[Collection entries]
==========

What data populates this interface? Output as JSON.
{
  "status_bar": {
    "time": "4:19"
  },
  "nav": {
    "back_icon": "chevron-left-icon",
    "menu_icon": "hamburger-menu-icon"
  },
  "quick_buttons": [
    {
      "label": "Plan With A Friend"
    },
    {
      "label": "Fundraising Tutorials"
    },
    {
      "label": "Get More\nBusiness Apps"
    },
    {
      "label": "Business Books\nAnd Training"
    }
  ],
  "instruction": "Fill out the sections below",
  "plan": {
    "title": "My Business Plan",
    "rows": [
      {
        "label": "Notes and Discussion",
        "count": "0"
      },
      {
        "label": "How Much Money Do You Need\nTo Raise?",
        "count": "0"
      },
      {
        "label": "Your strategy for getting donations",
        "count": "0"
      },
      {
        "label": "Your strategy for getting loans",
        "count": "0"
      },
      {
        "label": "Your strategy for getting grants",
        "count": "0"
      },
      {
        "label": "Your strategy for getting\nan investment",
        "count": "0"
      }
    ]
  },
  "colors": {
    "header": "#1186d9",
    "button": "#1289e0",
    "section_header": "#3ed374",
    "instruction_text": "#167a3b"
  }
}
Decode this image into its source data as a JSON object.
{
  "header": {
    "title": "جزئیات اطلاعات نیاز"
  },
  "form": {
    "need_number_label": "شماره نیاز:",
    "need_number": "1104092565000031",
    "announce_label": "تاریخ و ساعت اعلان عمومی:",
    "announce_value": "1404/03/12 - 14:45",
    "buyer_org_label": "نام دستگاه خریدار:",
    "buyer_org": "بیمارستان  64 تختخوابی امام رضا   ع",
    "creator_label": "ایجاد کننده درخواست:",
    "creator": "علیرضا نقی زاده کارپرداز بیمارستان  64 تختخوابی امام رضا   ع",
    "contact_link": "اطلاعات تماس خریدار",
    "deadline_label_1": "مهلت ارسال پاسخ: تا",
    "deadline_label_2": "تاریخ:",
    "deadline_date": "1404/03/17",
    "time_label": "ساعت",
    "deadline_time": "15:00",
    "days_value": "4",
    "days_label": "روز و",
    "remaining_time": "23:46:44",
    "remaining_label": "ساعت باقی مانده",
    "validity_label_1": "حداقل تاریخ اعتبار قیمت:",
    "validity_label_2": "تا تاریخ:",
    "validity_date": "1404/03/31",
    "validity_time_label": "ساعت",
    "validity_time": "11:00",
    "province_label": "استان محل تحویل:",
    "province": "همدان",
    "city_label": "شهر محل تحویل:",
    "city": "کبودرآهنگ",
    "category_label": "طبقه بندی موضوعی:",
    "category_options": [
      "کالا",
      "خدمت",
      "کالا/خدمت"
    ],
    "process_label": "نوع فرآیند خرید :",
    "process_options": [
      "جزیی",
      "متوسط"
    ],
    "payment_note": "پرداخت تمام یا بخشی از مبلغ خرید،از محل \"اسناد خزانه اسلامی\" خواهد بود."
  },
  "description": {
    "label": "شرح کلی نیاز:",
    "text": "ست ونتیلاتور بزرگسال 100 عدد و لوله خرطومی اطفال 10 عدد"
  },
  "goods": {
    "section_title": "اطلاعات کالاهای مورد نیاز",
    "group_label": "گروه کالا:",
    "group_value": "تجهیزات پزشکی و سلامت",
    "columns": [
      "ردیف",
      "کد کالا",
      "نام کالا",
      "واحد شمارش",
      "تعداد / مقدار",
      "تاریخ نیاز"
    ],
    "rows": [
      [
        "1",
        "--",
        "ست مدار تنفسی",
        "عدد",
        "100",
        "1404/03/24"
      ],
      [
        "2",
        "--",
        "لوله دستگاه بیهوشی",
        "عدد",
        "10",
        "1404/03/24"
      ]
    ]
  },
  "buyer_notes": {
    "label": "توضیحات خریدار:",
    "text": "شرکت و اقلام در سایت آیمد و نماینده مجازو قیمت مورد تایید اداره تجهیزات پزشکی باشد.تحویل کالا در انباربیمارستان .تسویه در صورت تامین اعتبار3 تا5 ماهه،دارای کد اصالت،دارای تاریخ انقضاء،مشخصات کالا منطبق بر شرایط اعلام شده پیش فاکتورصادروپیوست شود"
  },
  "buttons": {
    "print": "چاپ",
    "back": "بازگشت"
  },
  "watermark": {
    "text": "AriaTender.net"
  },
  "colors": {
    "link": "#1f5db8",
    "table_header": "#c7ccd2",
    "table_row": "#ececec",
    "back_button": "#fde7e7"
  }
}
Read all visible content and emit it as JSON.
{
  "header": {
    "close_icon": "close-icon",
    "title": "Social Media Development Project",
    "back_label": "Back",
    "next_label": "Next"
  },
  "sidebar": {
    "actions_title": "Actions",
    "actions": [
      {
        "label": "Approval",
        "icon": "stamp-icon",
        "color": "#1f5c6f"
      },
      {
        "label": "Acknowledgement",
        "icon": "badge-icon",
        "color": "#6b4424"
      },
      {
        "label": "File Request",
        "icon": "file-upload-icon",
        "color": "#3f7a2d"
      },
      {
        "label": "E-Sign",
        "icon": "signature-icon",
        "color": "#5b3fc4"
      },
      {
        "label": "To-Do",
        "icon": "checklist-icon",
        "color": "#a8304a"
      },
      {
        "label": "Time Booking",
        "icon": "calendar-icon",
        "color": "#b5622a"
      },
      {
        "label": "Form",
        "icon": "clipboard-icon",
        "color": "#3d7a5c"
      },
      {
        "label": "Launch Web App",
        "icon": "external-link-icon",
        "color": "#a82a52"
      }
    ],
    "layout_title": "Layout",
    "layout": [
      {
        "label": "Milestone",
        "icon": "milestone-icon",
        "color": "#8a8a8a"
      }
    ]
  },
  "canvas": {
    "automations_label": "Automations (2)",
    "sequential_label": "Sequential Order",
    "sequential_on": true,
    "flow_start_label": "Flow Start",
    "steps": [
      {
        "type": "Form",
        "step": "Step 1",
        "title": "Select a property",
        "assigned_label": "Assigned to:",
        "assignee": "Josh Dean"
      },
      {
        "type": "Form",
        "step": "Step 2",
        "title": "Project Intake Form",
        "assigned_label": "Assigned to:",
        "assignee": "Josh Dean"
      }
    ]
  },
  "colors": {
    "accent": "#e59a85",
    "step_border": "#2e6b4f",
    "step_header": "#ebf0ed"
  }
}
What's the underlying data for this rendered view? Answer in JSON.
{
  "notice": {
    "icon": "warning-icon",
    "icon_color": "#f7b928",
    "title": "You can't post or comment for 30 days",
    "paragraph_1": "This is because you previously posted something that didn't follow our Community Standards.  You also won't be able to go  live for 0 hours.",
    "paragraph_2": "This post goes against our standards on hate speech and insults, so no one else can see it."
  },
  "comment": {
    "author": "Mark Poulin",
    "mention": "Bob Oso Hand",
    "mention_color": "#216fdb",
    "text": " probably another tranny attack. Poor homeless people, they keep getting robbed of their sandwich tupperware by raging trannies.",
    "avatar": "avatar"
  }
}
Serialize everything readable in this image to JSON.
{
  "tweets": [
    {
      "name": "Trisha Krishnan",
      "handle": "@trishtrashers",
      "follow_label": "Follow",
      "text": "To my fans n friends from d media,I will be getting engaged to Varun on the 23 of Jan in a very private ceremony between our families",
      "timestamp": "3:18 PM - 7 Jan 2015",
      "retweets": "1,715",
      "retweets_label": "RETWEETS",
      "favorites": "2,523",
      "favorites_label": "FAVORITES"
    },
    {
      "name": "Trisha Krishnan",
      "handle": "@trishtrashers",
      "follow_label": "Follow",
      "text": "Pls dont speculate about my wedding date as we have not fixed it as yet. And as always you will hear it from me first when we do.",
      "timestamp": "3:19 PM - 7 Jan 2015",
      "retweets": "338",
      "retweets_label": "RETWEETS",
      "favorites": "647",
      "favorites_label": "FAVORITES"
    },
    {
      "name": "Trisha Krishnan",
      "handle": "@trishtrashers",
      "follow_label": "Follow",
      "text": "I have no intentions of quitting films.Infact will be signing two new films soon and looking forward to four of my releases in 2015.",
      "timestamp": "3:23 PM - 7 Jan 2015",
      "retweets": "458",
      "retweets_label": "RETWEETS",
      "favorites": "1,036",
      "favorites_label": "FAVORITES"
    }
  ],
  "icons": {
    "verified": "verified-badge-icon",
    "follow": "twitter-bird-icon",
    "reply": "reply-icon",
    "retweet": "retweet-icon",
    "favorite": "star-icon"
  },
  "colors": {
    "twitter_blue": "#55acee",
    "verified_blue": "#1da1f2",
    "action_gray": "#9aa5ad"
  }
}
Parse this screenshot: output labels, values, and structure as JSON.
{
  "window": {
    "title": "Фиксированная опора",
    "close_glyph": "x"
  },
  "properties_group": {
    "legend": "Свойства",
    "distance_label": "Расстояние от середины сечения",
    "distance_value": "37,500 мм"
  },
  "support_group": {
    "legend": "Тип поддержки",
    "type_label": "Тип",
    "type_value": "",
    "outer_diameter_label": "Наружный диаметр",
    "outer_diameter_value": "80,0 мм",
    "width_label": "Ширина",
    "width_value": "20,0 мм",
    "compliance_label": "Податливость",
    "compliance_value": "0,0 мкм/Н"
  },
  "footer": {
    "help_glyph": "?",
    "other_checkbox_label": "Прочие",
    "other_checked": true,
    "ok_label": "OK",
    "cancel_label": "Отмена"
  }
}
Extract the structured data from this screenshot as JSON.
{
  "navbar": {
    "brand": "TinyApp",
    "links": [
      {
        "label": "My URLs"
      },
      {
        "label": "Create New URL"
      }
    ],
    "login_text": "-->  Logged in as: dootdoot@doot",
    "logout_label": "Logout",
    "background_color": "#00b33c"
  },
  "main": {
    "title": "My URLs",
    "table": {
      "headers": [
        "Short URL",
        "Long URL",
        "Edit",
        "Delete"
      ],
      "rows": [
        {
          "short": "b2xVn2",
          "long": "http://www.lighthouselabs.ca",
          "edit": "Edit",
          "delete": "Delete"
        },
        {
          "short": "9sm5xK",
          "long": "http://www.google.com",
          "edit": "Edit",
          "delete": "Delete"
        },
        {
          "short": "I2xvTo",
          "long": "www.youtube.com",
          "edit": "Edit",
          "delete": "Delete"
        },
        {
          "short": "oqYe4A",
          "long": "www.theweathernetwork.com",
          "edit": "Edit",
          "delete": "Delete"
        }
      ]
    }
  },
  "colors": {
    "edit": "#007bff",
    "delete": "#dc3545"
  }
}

==========

▸ Exercise aim: Return every line in the listing that contains the word "image".

▸ Solution to this problem:
Decode this image into its source data as a JSON object.
Serialize everything readable in this image to JSON.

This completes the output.